Your task: Reproduce all the entries exactly and keep the pictures out.

Dataset excerpts:
○ ○ ○ ○

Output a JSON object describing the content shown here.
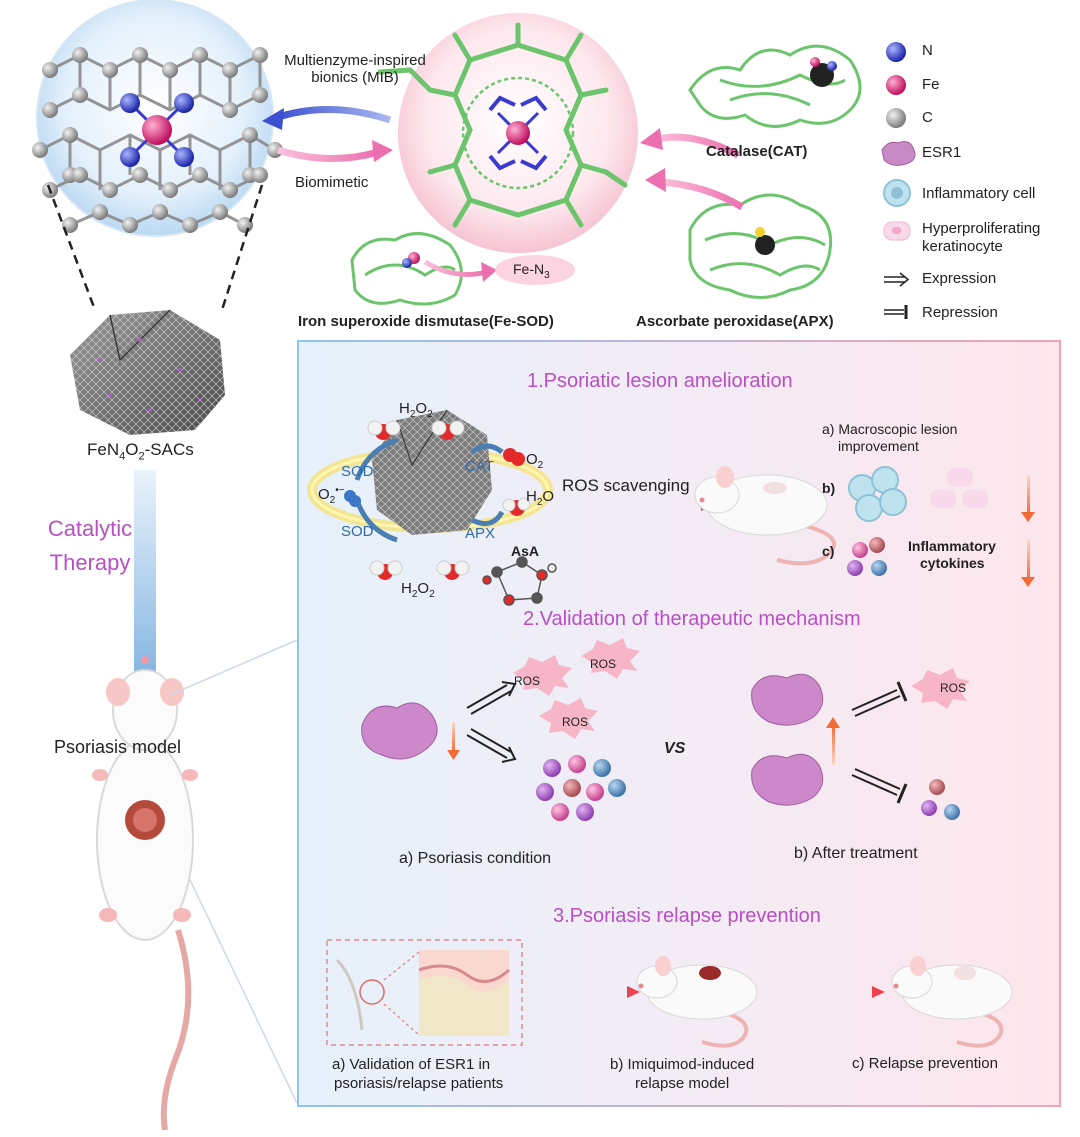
{
  "top": {
    "mib_line1": "Multienzyme-inspired",
    "mib_line2": "bionics (MIB)",
    "biomimetic": "Biomimetic",
    "catalase": "Catalase(CAT)",
    "fe_sod": "Iron superoxide dismutase(Fe-SOD)",
    "apx": "Ascorbate peroxidase(APX)",
    "fe_n3": "Fe-N"
  },
  "legend": {
    "items": [
      {
        "label": "N",
        "color": "#2636c9",
        "icon": "nitrogen-atom-icon"
      },
      {
        "label": "Fe",
        "color": "#e0206f",
        "icon": "iron-atom-icon"
      },
      {
        "label": "C",
        "color": "#9a9a9a",
        "icon": "carbon-atom-icon"
      },
      {
        "label": "ESR1",
        "color": "#b86bb4",
        "icon": "esr1-protein-icon"
      },
      {
        "label": "Inflammatory cell",
        "color": "#a9dbe8",
        "icon": "inflammatory-cell-icon"
      },
      {
        "label": "Hyperproliferating",
        "label2": "keratinocyte",
        "color": "#f6cfe3",
        "icon": "keratinocyte-icon"
      },
      {
        "label": "Expression",
        "icon": "expression-arrow-icon"
      },
      {
        "label": "Repression",
        "icon": "repression-bar-icon"
      }
    ]
  },
  "left": {
    "sac_label": "FeN",
    "catalytic_line1": "Catalytic",
    "catalytic_line2": "Therapy",
    "model_label": "Psoriasis model"
  },
  "section1": {
    "title": "1.Psoriatic lesion amelioration",
    "h2o2": "H",
    "sod": "SOD",
    "cat": "CAT",
    "apx": "APX",
    "o2": "O",
    "h2o": "H",
    "asa": "AsA",
    "ros_scavenging": "ROS scavenging",
    "a_line1": "a) Macroscopic lesion",
    "a_line2": "improvement",
    "b_label": "b)",
    "c_label": "c)",
    "cytokines_line1": "Inflammatory",
    "cytokines_line2": "cytokines"
  },
  "section2": {
    "title": "2.Validation of therapeutic mechanism",
    "ros": "ROS",
    "vs": "VS",
    "a_caption": "a) Psoriasis condition",
    "b_caption": "b) After treatment"
  },
  "section3": {
    "title": "3.Psoriasis relapse prevention",
    "a_line1": "a) Validation of ESR1 in",
    "a_line2": "psoriasis/relapse patients",
    "b_line1": "b) Imiquimod-induced",
    "b_line2": "relapse model",
    "c_caption": "c) Relapse prevention"
  },
  "colors": {
    "accent_purple": "#b84fc5",
    "catalytic_blue": "#6fa9d8",
    "pink_arrow": "#ef7fba",
    "blue_arrow": "#4b63d6",
    "porphyrin_green": "#6cc56c"
  }
}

○ ○ ○ ○

Answer:
Output a JSON object describing the content shown here.
{
  "top": {
    "mib_line1": "Multienzyme-inspired",
    "mib_line2": "bionics (MIB)",
    "biomimetic": "Biomimetic",
    "catalase": "Catalase(CAT)",
    "fe_sod": "Iron superoxide dismutase(Fe-SOD)",
    "apx": "Ascorbate peroxidase(APX)",
    "fe_n3": "Fe-N"
  },
  "legend": {
    "items": [
      {
        "label": "N",
        "color": "#2636c9",
        "icon": "nitrogen-atom-icon"
      },
      {
        "label": "Fe",
        "color": "#e0206f",
        "icon": "iron-atom-icon"
      },
      {
        "label": "C",
        "color": "#9a9a9a",
        "icon": "carbon-atom-icon"
      },
      {
        "label": "ESR1",
        "color": "#b86bb4",
        "icon": "esr1-protein-icon"
      },
      {
        "label": "Inflammatory cell",
        "color": "#a9dbe8",
        "icon": "inflammatory-cell-icon"
      },
      {
        "label": "Hyperproliferating",
        "label2": "keratinocyte",
        "color": "#f6cfe3",
        "icon": "keratinocyte-icon"
      },
      {
        "label": "Expression",
        "icon": "expression-arrow-icon"
      },
      {
        "label": "Repression",
        "icon": "repression-bar-icon"
      }
    ]
  },
  "left": {
    "sac_label": "FeN",
    "catalytic_line1": "Catalytic",
    "catalytic_line2": "Therapy",
    "model_label": "Psoriasis model"
  },
  "section1": {
    "title": "1.Psoriatic lesion amelioration",
    "h2o2": "H",
    "sod": "SOD",
    "cat": "CAT",
    "apx": "APX",
    "o2": "O",
    "h2o": "H",
    "asa": "AsA",
    "ros_scavenging": "ROS scavenging",
    "a_line1": "a) Macroscopic lesion",
    "a_line2": "improvement",
    "b_label": "b)",
    "c_label": "c)",
    "cytokines_line1": "Inflammatory",
    "cytokines_line2": "cytokines"
  },
  "section2": {
    "title": "2.Validation of therapeutic mechanism",
    "ros": "ROS",
    "vs": "VS",
    "a_caption": "a) Psoriasis condition",
    "b_caption": "b) After treatment"
  },
  "section3": {
    "title": "3.Psoriasis relapse prevention",
    "a_line1": "a) Validation of ESR1 in",
    "a_line2": "psoriasis/relapse patients",
    "b_line1": "b) Imiquimod-induced",
    "b_line2": "relapse model",
    "c_caption": "c) Relapse prevention"
  },
  "colors": {
    "accent_purple": "#b84fc5",
    "catalytic_blue": "#6fa9d8",
    "pink_arrow": "#ef7fba",
    "blue_arrow": "#4b63d6",
    "porphyrin_green": "#6cc56c"
  }
}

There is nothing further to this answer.